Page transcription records
----------
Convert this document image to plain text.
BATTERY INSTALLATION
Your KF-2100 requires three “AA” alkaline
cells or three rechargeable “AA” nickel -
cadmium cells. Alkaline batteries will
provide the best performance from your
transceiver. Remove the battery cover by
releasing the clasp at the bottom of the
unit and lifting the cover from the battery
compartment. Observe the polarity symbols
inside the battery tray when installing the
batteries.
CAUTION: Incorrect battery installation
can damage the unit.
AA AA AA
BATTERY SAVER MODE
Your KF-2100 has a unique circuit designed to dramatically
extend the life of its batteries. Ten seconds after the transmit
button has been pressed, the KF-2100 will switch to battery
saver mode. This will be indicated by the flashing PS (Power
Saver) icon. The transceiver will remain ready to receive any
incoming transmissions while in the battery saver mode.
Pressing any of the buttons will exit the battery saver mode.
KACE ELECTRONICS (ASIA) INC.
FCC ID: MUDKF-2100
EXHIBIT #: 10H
----------
> **About this exercise**
Using the data above, copy each line that contains "three".

> **Task answer**
Your KF-2100 requires three “AA” alkaline
cells or three rechargeable “AA” nickel -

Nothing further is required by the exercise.